Every entry must be echoed exactly.

(Extracted data entries)
══════
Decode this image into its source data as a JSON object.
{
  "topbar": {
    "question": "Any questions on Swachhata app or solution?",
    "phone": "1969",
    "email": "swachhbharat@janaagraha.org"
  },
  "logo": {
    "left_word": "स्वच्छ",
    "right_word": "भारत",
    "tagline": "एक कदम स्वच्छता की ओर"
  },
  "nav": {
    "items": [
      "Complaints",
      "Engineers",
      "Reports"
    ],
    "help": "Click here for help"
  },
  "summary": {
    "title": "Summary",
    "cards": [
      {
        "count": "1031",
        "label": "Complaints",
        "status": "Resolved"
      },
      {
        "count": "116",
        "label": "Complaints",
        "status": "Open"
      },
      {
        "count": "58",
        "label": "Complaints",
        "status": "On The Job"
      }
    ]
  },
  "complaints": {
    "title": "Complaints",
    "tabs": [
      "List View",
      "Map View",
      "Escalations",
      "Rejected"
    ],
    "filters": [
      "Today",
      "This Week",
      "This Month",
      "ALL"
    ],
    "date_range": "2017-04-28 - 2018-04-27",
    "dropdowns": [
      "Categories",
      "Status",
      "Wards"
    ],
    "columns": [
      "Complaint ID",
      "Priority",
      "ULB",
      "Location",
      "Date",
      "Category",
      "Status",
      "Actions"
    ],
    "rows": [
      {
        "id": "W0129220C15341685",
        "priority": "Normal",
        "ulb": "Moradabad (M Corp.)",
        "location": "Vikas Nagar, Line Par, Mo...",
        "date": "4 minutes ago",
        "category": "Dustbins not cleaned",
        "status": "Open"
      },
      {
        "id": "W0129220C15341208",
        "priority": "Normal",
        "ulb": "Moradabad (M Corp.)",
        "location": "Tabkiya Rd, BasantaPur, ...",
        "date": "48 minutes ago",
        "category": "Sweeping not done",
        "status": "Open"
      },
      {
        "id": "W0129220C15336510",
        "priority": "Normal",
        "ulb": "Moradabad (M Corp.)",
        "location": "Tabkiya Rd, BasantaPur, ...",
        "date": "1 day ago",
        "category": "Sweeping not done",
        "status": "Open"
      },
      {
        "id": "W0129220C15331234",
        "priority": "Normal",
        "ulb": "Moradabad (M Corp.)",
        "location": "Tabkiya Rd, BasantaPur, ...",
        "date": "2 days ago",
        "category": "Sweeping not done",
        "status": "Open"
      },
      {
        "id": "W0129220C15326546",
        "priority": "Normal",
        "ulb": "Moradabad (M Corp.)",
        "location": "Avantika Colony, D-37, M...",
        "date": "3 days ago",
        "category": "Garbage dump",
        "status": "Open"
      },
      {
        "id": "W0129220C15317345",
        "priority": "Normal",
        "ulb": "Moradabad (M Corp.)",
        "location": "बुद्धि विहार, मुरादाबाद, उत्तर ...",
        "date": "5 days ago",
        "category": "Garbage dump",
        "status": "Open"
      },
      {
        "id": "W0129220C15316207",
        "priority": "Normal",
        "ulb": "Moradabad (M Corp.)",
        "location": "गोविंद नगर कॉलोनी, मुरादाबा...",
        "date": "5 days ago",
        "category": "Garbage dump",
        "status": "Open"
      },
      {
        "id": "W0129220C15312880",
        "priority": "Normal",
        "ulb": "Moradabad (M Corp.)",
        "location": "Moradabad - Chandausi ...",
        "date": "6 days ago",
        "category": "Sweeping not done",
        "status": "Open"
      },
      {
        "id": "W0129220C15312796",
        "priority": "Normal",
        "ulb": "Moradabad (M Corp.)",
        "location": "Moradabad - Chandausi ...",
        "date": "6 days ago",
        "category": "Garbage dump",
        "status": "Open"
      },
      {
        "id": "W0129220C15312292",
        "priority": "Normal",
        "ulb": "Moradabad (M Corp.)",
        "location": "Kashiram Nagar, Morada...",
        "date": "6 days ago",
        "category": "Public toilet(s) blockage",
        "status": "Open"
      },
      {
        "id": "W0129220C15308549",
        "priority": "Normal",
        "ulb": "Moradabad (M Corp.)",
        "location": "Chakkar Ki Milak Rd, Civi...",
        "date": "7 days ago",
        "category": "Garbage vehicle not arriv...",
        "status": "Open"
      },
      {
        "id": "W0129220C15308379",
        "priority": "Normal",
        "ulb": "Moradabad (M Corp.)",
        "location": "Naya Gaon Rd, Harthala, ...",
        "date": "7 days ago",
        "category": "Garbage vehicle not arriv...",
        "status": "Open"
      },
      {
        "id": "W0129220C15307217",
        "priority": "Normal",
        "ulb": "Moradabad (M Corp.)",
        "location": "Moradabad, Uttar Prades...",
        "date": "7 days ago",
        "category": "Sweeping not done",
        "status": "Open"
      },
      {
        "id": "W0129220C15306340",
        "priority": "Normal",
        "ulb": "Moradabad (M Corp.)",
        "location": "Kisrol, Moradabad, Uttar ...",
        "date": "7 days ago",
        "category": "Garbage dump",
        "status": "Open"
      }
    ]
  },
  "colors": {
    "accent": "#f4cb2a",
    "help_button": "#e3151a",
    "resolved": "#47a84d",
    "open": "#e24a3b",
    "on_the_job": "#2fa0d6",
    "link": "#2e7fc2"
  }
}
══════
*Answer for this exercise*:
Decode this image into its source data as a JSON object.
{
  "topbar": {
    "question": "Any questions on Swachhata app or solution?",
    "phone": "1969",
    "email": "swachhbharat@janaagraha.org"
  },
  "logo": {
    "left_word": "स्वच्छ",
    "right_word": "भारत",
    "tagline": "एक कदम स्वच्छता की ओर"
  },
  "nav": {
    "items": [
      "Complaints",
      "Engineers",
      "Reports"
    ],
    "help": "Click here for help"
  },
  "summary": {
    "title": "Summary",
    "cards": [
      {
        "count": "1031",
        "label": "Complaints",
        "status": "Resolved"
      },
      {
        "count": "116",
        "label": "Complaints",
        "status": "Open"
      },
      {
        "count": "58",
        "label": "Complaints",
        "status": "On The Job"
      }
    ]
  },
  "complaints": {
    "title": "Complaints",
    "tabs": [
      "List View",
      "Map View",
      "Escalations",
      "Rejected"
    ],
    "filters": [
      "Today",
      "This Week",
      "This Month",
      "ALL"
    ],
    "date_range": "2017-04-28 - 2018-04-27",
    "dropdowns": [
      "Categories",
      "Status",
      "Wards"
    ],
    "columns": [
      "Complaint ID",
      "Priority",
      "ULB",
      "Location",
      "Date",
      "Category",
      "Status",
      "Actions"
    ],
    "rows": [
      {
        "id": "W0129220C15341685",
        "priority": "Normal",
        "ulb": "Moradabad (M Corp.)",
        "location": "Vikas Nagar, Line Par, Mo...",
        "date": "4 minutes ago",
        "category": "Dustbins not cleaned",
        "status": "Open"
      },
      {
        "id": "W0129220C15341208",
        "priority": "Normal",
        "ulb": "Moradabad (M Corp.)",
        "location": "Tabkiya Rd, BasantaPur, ...",
        "date": "48 minutes ago",
        "category": "Sweeping not done",
        "status": "Open"
      },
      {
        "id": "W0129220C15336510",
        "priority": "Normal",
        "ulb": "Moradabad (M Corp.)",
        "location": "Tabkiya Rd, BasantaPur, ...",
        "date": "1 day ago",
        "category": "Sweeping not done",
        "status": "Open"
      },
      {
        "id": "W0129220C15331234",
        "priority": "Normal",
        "ulb": "Moradabad (M Corp.)",
        "location": "Tabkiya Rd, BasantaPur, ...",
        "date": "2 days ago",
        "category": "Sweeping not done",
        "status": "Open"
      },
      {
        "id": "W0129220C15326546",
        "priority": "Normal",
        "ulb": "Moradabad (M Corp.)",
        "location": "Avantika Colony, D-37, M...",
        "date": "3 days ago",
        "category": "Garbage dump",
        "status": "Open"
      },
      {
        "id": "W0129220C15317345",
        "priority": "Normal",
        "ulb": "Moradabad (M Corp.)",
        "location": "बुद्धि विहार, मुरादाबाद, उत्तर ...",
        "date": "5 days ago",
        "category": "Garbage dump",
        "status": "Open"
      },
      {
        "id": "W0129220C15316207",
        "priority": "Normal",
        "ulb": "Moradabad (M Corp.)",
        "location": "गोविंद नगर कॉलोनी, मुरादाबा...",
        "date": "5 days ago",
        "category": "Garbage dump",
        "status": "Open"
      },
      {
        "id": "W0129220C15312880",
        "priority": "Normal",
        "ulb": "Moradabad (M Corp.)",
        "location": "Moradabad - Chandausi ...",
        "date": "6 days ago",
        "category": "Sweeping not done",
        "status": "Open"
      },
      {
        "id": "W0129220C15312796",
        "priority": "Normal",
        "ulb": "Moradabad (M Corp.)",
        "location": "Moradabad - Chandausi ...",
        "date": "6 days ago",
        "category": "Garbage dump",
        "status": "Open"
      },
      {
        "id": "W0129220C15312292",
        "priority": "Normal",
        "ulb": "Moradabad (M Corp.)",
        "location": "Kashiram Nagar, Morada...",
        "date": "6 days ago",
        "category": "Public toilet(s) blockage",
        "status": "Open"
      },
      {
        "id": "W0129220C15308549",
        "priority": "Normal",
        "ulb": "Moradabad (M Corp.)",
        "location": "Chakkar Ki Milak Rd, Civi...",
        "date": "7 days ago",
        "category": "Garbage vehicle not arriv...",
        "status": "Open"
      },
      {
        "id": "W0129220C15308379",
        "priority": "Normal",
        "ulb": "Moradabad (M Corp.)",
        "location": "Naya Gaon Rd, Harthala, ...",
        "date": "7 days ago",
        "category": "Garbage vehicle not arriv...",
        "status": "Open"
      },
      {
        "id": "W0129220C15307217",
        "priority": "Normal",
        "ulb": "Moradabad (M Corp.)",
        "location": "Moradabad, Uttar Prades...",
        "date": "7 days ago",
        "category": "Sweeping not done",
        "status": "Open"
      },
      {
        "id": "W0129220C15306340",
        "priority": "Normal",
        "ulb": "Moradabad (M Corp.)",
        "location": "Kisrol, Moradabad, Uttar ...",
        "date": "7 days ago",
        "category": "Garbage dump",
        "status": "Open"
      }
    ]
  },
  "colors": {
    "accent": "#f4cb2a",
    "help_button": "#e3151a",
    "resolved": "#47a84d",
    "open": "#e24a3b",
    "on_the_job": "#2fa0d6",
    "link": "#2e7fc2"
  }
}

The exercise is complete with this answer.